■ Your task: Identify and reproduce every line holding the string "Beamwidth".

[start Supplied records]

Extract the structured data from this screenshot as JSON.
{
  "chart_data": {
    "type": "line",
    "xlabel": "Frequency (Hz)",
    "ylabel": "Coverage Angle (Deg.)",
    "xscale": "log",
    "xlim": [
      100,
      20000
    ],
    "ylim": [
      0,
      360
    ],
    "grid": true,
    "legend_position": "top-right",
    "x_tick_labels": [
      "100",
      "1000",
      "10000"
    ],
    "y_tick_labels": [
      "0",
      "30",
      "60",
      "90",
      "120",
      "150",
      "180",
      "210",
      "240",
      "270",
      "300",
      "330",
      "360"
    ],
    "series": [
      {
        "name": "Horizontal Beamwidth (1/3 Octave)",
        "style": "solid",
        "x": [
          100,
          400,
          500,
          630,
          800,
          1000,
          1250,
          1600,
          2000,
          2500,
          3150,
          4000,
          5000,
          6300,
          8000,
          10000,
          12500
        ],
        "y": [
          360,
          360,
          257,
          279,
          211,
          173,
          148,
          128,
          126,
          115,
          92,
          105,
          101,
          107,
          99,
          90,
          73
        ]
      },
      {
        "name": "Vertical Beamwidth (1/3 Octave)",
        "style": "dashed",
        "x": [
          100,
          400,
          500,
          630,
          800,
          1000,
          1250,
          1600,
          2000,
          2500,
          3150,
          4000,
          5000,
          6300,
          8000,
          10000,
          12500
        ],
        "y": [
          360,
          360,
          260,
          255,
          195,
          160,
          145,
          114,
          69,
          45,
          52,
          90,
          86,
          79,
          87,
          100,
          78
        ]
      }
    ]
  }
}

[end Supplied records]

■ Result of the exercise:
        "name": "Horizontal Beamwidth (1/3 Octave)",
        "name": "Vertical Beamwidth (1/3 Octave)",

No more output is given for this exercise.